Figure contents as structured data
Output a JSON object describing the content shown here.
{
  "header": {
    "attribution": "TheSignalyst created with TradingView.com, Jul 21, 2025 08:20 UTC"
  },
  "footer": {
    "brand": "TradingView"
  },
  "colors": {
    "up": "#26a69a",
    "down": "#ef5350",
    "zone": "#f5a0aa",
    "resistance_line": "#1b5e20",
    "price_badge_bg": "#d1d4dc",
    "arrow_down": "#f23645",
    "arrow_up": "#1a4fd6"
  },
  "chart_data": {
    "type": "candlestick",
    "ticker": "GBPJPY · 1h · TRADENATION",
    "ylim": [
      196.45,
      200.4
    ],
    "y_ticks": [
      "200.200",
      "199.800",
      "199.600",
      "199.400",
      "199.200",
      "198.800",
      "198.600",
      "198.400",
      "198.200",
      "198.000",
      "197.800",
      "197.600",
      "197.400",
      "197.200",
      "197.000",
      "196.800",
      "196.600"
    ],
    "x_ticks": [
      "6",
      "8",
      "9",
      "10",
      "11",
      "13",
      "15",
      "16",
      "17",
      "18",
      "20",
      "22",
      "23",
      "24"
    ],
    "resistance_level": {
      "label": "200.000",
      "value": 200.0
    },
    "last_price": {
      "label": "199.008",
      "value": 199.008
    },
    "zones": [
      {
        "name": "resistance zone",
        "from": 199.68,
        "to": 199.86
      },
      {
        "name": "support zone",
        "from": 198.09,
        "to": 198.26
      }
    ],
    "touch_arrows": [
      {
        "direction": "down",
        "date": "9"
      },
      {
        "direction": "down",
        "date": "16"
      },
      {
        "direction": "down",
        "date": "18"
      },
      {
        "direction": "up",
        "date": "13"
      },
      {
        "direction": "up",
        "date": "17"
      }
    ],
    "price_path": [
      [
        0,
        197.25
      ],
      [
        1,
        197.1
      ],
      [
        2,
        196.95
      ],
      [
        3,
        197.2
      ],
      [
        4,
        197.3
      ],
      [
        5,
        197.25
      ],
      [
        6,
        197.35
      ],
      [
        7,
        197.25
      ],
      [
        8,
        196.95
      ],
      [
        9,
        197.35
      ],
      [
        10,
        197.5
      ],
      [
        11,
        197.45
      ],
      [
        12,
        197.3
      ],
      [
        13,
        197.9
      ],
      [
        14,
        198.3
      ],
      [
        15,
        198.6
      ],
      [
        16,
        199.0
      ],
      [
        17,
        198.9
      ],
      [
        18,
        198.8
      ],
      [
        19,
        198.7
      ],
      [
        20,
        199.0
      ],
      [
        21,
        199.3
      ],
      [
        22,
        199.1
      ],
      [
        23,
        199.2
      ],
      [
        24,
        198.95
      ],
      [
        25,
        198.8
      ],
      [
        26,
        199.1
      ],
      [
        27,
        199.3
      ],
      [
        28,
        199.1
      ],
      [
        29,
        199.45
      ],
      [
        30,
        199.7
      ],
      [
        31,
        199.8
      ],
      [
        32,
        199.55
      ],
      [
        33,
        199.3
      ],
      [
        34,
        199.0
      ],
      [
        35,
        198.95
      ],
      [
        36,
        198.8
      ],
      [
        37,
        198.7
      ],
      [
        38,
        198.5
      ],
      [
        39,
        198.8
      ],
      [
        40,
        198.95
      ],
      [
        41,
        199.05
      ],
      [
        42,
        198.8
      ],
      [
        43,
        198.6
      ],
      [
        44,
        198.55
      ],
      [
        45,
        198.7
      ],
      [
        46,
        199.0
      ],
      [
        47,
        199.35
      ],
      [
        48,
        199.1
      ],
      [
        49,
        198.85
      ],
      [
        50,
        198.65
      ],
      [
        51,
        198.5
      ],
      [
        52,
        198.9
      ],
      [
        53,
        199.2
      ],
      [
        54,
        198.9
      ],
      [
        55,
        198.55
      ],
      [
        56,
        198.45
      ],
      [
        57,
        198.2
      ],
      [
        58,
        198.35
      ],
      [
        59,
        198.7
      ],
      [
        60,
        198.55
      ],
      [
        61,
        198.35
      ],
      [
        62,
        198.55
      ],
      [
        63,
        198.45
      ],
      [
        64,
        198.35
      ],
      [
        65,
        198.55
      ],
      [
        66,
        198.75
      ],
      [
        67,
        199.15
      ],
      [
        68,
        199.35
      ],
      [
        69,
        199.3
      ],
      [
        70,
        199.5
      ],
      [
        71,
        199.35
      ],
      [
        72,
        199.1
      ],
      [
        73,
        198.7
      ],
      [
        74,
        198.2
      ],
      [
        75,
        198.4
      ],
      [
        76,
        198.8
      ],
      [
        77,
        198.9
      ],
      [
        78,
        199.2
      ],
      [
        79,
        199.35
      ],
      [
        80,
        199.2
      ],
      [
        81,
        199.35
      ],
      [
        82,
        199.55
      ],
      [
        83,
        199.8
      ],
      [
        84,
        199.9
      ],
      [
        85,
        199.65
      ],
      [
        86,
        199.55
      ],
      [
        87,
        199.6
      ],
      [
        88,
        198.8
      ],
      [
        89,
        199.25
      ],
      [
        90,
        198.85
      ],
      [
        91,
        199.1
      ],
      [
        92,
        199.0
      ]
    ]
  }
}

→ **Set task**
Above are some records. Print them all exactly.

→ **Output below**
Output a JSON object describing the content shown here.
{
  "header": {
    "attribution": "TheSignalyst created with TradingView.com, Jul 21, 2025 08:20 UTC"
  },
  "footer": {
    "brand": "TradingView"
  },
  "colors": {
    "up": "#26a69a",
    "down": "#ef5350",
    "zone": "#f5a0aa",
    "resistance_line": "#1b5e20",
    "price_badge_bg": "#d1d4dc",
    "arrow_down": "#f23645",
    "arrow_up": "#1a4fd6"
  },
  "chart_data": {
    "type": "candlestick",
    "ticker": "GBPJPY · 1h · TRADENATION",
    "ylim": [
      196.45,
      200.4
    ],
    "y_ticks": [
      "200.200",
      "199.800",
      "199.600",
      "199.400",
      "199.200",
      "198.800",
      "198.600",
      "198.400",
      "198.200",
      "198.000",
      "197.800",
      "197.600",
      "197.400",
      "197.200",
      "197.000",
      "196.800",
      "196.600"
    ],
    "x_ticks": [
      "6",
      "8",
      "9",
      "10",
      "11",
      "13",
      "15",
      "16",
      "17",
      "18",
      "20",
      "22",
      "23",
      "24"
    ],
    "resistance_level": {
      "label": "200.000",
      "value": 200.0
    },
    "last_price": {
      "label": "199.008",
      "value": 199.008
    },
    "zones": [
      {
        "name": "resistance zone",
        "from": 199.68,
        "to": 199.86
      },
      {
        "name": "support zone",
        "from": 198.09,
        "to": 198.26
      }
    ],
    "touch_arrows": [
      {
        "direction": "down",
        "date": "9"
      },
      {
        "direction": "down",
        "date": "16"
      },
      {
        "direction": "down",
        "date": "18"
      },
      {
        "direction": "up",
        "date": "13"
      },
      {
        "direction": "up",
        "date": "17"
      }
    ],
    "price_path": [
      [
        0,
        197.25
      ],
      [
        1,
        197.1
      ],
      [
        2,
        196.95
      ],
      [
        3,
        197.2
      ],
      [
        4,
        197.3
      ],
      [
        5,
        197.25
      ],
      [
        6,
        197.35
      ],
      [
        7,
        197.25
      ],
      [
        8,
        196.95
      ],
      [
        9,
        197.35
      ],
      [
        10,
        197.5
      ],
      [
        11,
        197.45
      ],
      [
        12,
        197.3
      ],
      [
        13,
        197.9
      ],
      [
        14,
        198.3
      ],
      [
        15,
        198.6
      ],
      [
        16,
        199.0
      ],
      [
        17,
        198.9
      ],
      [
        18,
        198.8
      ],
      [
        19,
        198.7
      ],
      [
        20,
        199.0
      ],
      [
        21,
        199.3
      ],
      [
        22,
        199.1
      ],
      [
        23,
        199.2
      ],
      [
        24,
        198.95
      ],
      [
        25,
        198.8
      ],
      [
        26,
        199.1
      ],
      [
        27,
        199.3
      ],
      [
        28,
        199.1
      ],
      [
        29,
        199.45
      ],
      [
        30,
        199.7
      ],
      [
        31,
        199.8
      ],
      [
        32,
        199.55
      ],
      [
        33,
        199.3
      ],
      [
        34,
        199.0
      ],
      [
        35,
        198.95
      ],
      [
        36,
        198.8
      ],
      [
        37,
        198.7
      ],
      [
        38,
        198.5
      ],
      [
        39,
        198.8
      ],
      [
        40,
        198.95
      ],
      [
        41,
        199.05
      ],
      [
        42,
        198.8
      ],
      [
        43,
        198.6
      ],
      [
        44,
        198.55
      ],
      [
        45,
        198.7
      ],
      [
        46,
        199.0
      ],
      [
        47,
        199.35
      ],
      [
        48,
        199.1
      ],
      [
        49,
        198.85
      ],
      [
        50,
        198.65
      ],
      [
        51,
        198.5
      ],
      [
        52,
        198.9
      ],
      [
        53,
        199.2
      ],
      [
        54,
        198.9
      ],
      [
        55,
        198.55
      ],
      [
        56,
        198.45
      ],
      [
        57,
        198.2
      ],
      [
        58,
        198.35
      ],
      [
        59,
        198.7
      ],
      [
        60,
        198.55
      ],
      [
        61,
        198.35
      ],
      [
        62,
        198.55
      ],
      [
        63,
        198.45
      ],
      [
        64,
        198.35
      ],
      [
        65,
        198.55
      ],
      [
        66,
        198.75
      ],
      [
        67,
        199.15
      ],
      [
        68,
        199.35
      ],
      [
        69,
        199.3
      ],
      [
        70,
        199.5
      ],
      [
        71,
        199.35
      ],
      [
        72,
        199.1
      ],
      [
        73,
        198.7
      ],
      [
        74,
        198.2
      ],
      [
        75,
        198.4
      ],
      [
        76,
        198.8
      ],
      [
        77,
        198.9
      ],
      [
        78,
        199.2
      ],
      [
        79,
        199.35
      ],
      [
        80,
        199.2
      ],
      [
        81,
        199.35
      ],
      [
        82,
        199.55
      ],
      [
        83,
        199.8
      ],
      [
        84,
        199.9
      ],
      [
        85,
        199.65
      ],
      [
        86,
        199.55
      ],
      [
        87,
        199.6
      ],
      [
        88,
        198.8
      ],
      [
        89,
        199.25
      ],
      [
        90,
        198.85
      ],
      [
        91,
        199.1
      ],
      [
        92,
        199.0
      ]
    ]
  }
}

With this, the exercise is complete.